== Task directions ==
Images excluded, repeat each entry below exactly.

** START OF Dataset excerpts **

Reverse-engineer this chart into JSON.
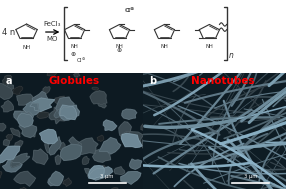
{
  "fig_width": 2.86,
  "fig_height": 1.89,
  "dpi": 100,
  "bg_color": "#ffffff",
  "label_a": "a",
  "label_b": "b",
  "label_globules": "Globules",
  "label_nanotubes": "Nanotubes",
  "label_color": "#ff0000",
  "label_ab_color": "#ffffff",
  "scalebar_text": "3 μm",
  "reagent_top": "FeCl₃",
  "reagent_bottom": "MO",
  "prefix": "4 n",
  "subscript_n": "n",
  "globules_bg": "#1a2830",
  "nanotubes_bg": "#1a2830",
  "pyrrole_color": "#333333",
  "bracket_color": "#333333"
}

** END OF Dataset excerpts **

== Result ==
Reverse-engineer this chart into JSON.
{
  "fig_width": 2.86,
  "fig_height": 1.89,
  "dpi": 100,
  "bg_color": "#ffffff",
  "label_a": "a",
  "label_b": "b",
  "label_globules": "Globules",
  "label_nanotubes": "Nanotubes",
  "label_color": "#ff0000",
  "label_ab_color": "#ffffff",
  "scalebar_text": "3 μm",
  "reagent_top": "FeCl₃",
  "reagent_bottom": "MO",
  "prefix": "4 n",
  "subscript_n": "n",
  "globules_bg": "#1a2830",
  "nanotubes_bg": "#1a2830",
  "pyrrole_color": "#333333",
  "bracket_color": "#333333"
}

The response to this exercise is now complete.